## begin The records
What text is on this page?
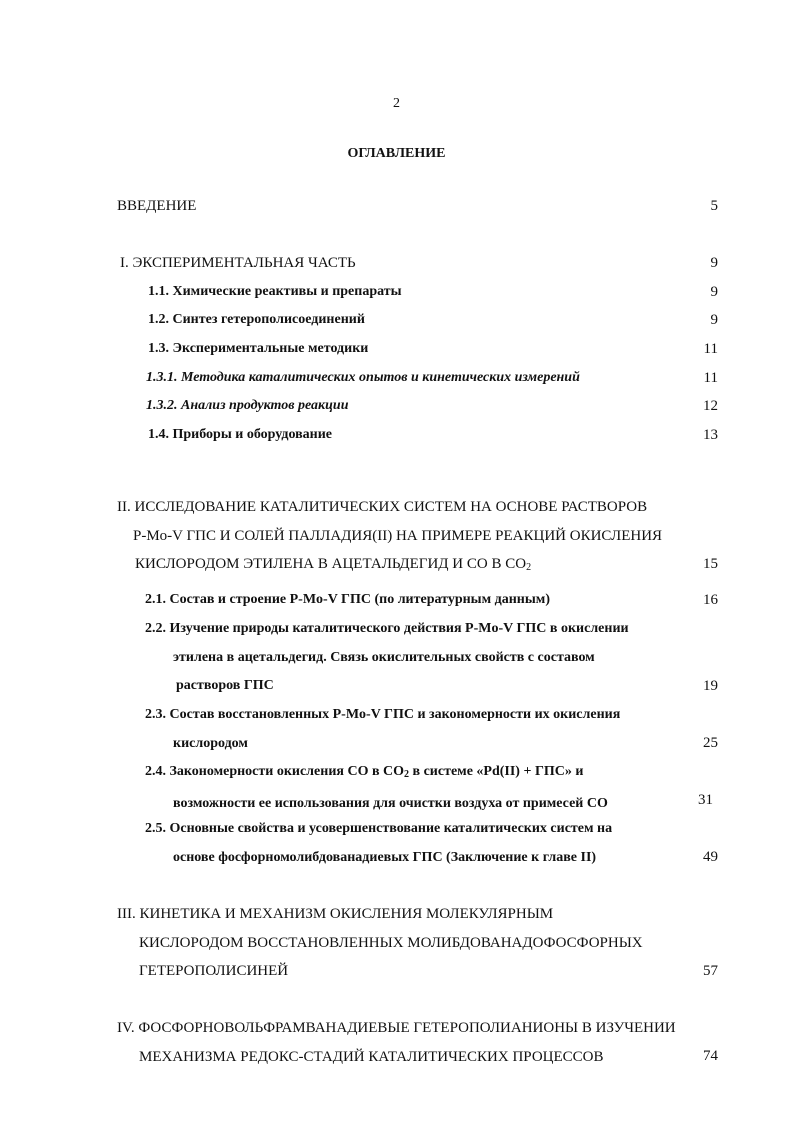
2
ОГЛАВЛЕНИЕ
ВВЕДЕНИЕ	5
I. ЭКСПЕРИМЕНТАЛЬНАЯ ЧАСТЬ	9
1.1. Химические реактивы и препараты	9
1.2. Синтез гетерополисоединений	9
1.3. Экспериментальные методики	11
1.3.1. Методика каталитических опытов и кинетических измерений	11
1.3.2. Анализ продуктов реакции	12
1.4. Приборы и оборудование	13
II. ИССЛЕДОВАНИЕ КАТАЛИТИЧЕСКИХ СИСТЕМ НА ОСНОВЕ РАСТВОРОВ
P-Mo-V ГПС И СОЛЕЙ ПАЛЛАДИЯ(II) НА ПРИМЕРЕ РЕАКЦИЙ ОКИСЛЕНИЯ
КИСЛОРОДОМ ЭТИЛЕНА В АЦЕТАЛЬДЕГИД И СО В $СО_2$	15
2.1. Состав и строение P-Mo-V ГПС (по литературным данным)	16
2.2. Изучение природы каталитического действия P-Mo-V ГПС в окислении
этилена в ацетальдегид. Связь окислительных свойств с составом
растворов ГПС	19
2.3. Состав восстановленных P-Mo-V ГПС и закономерности их окисления
кислородом	25
2.4. Закономерности окисления СО в $СО_2$ в системе «Pd(II) + ГПС» и
возможности ее использования для очистки воздуха от примесей СО	31
2.5. Основные свойства и усовершенствование каталитических систем на
основе фосфорномолибдованадиевых ГПС (Заключение к главе II)	49
III. КИНЕТИКА И МЕХАНИЗМ ОКИСЛЕНИЯ МОЛЕКУЛЯРНЫМ
КИСЛОРОДОМ ВОССТАНОВЛЕННЫХ МОЛИБДОВАНАДОФОСФОРНЫХ
ГЕТЕРОПОЛИСИНЕЙ	57
IV. ФОСФОРНОВОЛЬФРАМВАНАДИЕВЫЕ ГЕТЕРОПОЛИАНИОНЫ В ИЗУЧЕНИИ
МЕХАНИЗМА РЕДОКС-СТАДИЙ КАТАЛИТИЧЕСКИХ ПРОЦЕССОВ	74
## end The records
### Your objective
Using the data above, print every line exactly, omitting pictures.

### Completed exercise
What text is on this page?
2
ОГЛАВЛЕНИЕ
ВВЕДЕНИЕ	5
I. ЭКСПЕРИМЕНТАЛЬНАЯ ЧАСТЬ	9
1.1. Химические реактивы и препараты	9
1.2. Синтез гетерополисоединений	9
1.3. Экспериментальные методики	11
1.3.1. Методика каталитических опытов и кинетических измерений	11
1.3.2. Анализ продуктов реакции	12
1.4. Приборы и оборудование	13
II. ИССЛЕДОВАНИЕ КАТАЛИТИЧЕСКИХ СИСТЕМ НА ОСНОВЕ РАСТВОРОВ
P-Mo-V ГПС И СОЛЕЙ ПАЛЛАДИЯ(II) НА ПРИМЕРЕ РЕАКЦИЙ ОКИСЛЕНИЯ
КИСЛОРОДОМ ЭТИЛЕНА В АЦЕТАЛЬДЕГИД И СО В $СО_2$	15
2.1. Состав и строение P-Mo-V ГПС (по литературным данным)	16
2.2. Изучение природы каталитического действия P-Mo-V ГПС в окислении
этилена в ацетальдегид. Связь окислительных свойств с составом
растворов ГПС	19
2.3. Состав восстановленных P-Mo-V ГПС и закономерности их окисления
кислородом	25
2.4. Закономерности окисления СО в $СО_2$ в системе «Pd(II) + ГПС» и
возможности ее использования для очистки воздуха от примесей СО	31
2.5. Основные свойства и усовершенствование каталитических систем на
основе фосфорномолибдованадиевых ГПС (Заключение к главе II)	49
III. КИНЕТИКА И МЕХАНИЗМ ОКИСЛЕНИЯ МОЛЕКУЛЯРНЫМ
КИСЛОРОДОМ ВОССТАНОВЛЕННЫХ МОЛИБДОВАНАДОФОСФОРНЫХ
ГЕТЕРОПОЛИСИНЕЙ	57
IV. ФОСФОРНОВОЛЬФРАМВАНАДИЕВЫЕ ГЕТЕРОПОЛИАНИОНЫ В ИЗУЧЕНИИ
МЕХАНИЗМА РЕДОКС-СТАДИЙ КАТАЛИТИЧЕСКИХ ПРОЦЕССОВ	74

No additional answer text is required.